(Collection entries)

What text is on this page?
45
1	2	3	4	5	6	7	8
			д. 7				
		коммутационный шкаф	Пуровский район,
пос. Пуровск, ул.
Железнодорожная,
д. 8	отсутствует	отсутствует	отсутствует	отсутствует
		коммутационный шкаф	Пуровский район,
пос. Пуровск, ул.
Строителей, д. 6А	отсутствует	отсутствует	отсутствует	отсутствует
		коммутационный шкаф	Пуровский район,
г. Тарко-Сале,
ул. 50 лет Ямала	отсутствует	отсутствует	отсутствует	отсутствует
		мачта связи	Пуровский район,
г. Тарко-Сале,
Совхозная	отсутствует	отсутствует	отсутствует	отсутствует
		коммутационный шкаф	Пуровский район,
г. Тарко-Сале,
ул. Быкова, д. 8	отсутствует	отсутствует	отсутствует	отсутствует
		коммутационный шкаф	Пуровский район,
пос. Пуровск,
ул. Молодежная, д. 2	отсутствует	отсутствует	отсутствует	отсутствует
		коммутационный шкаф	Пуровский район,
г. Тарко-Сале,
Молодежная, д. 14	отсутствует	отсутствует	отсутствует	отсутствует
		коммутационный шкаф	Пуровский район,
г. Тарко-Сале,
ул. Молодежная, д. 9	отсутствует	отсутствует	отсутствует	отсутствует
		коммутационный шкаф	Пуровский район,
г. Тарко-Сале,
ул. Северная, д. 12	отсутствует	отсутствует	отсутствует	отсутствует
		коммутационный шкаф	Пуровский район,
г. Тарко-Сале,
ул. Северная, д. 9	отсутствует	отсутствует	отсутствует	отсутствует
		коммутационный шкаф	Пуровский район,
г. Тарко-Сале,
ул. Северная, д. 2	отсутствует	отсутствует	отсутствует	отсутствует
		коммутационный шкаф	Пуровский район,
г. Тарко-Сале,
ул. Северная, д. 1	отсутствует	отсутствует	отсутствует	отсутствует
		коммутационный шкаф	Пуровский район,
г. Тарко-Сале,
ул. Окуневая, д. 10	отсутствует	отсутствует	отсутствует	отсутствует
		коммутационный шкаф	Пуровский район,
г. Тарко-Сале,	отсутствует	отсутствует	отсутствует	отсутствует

Short problem.
Reproduce the material above without altering a single character.

Solution to the problem.
What text is on this page?
45
1	2	3	4	5	6	7	8
			д. 7				
		коммутационный шкаф	Пуровский район,
пос. Пуровск, ул.
Железнодорожная,
д. 8	отсутствует	отсутствует	отсутствует	отсутствует
		коммутационный шкаф	Пуровский район,
пос. Пуровск, ул.
Строителей, д. 6А	отсутствует	отсутствует	отсутствует	отсутствует
		коммутационный шкаф	Пуровский район,
г. Тарко-Сале,
ул. 50 лет Ямала	отсутствует	отсутствует	отсутствует	отсутствует
		мачта связи	Пуровский район,
г. Тарко-Сале,
Совхозная	отсутствует	отсутствует	отсутствует	отсутствует
		коммутационный шкаф	Пуровский район,
г. Тарко-Сале,
ул. Быкова, д. 8	отсутствует	отсутствует	отсутствует	отсутствует
		коммутационный шкаф	Пуровский район,
пос. Пуровск,
ул. Молодежная, д. 2	отсутствует	отсутствует	отсутствует	отсутствует
		коммутационный шкаф	Пуровский район,
г. Тарко-Сале,
Молодежная, д. 14	отсутствует	отсутствует	отсутствует	отсутствует
		коммутационный шкаф	Пуровский район,
г. Тарко-Сале,
ул. Молодежная, д. 9	отсутствует	отсутствует	отсутствует	отсутствует
		коммутационный шкаф	Пуровский район,
г. Тарко-Сале,
ул. Северная, д. 12	отсутствует	отсутствует	отсутствует	отсутствует
		коммутационный шкаф	Пуровский район,
г. Тарко-Сале,
ул. Северная, д. 9	отсутствует	отсутствует	отсутствует	отсутствует
		коммутационный шкаф	Пуровский район,
г. Тарко-Сале,
ул. Северная, д. 2	отсутствует	отсутствует	отсутствует	отсутствует
		коммутационный шкаф	Пуровский район,
г. Тарко-Сале,
ул. Северная, д. 1	отсутствует	отсутствует	отсутствует	отсутствует
		коммутационный шкаф	Пуровский район,
г. Тарко-Сале,
ул. Окуневая, д. 10	отсутствует	отсутствует	отсутствует	отсутствует
		коммутационный шкаф	Пуровский район,
г. Тарко-Сале,	отсутствует	отсутствует	отсутствует	отсутствует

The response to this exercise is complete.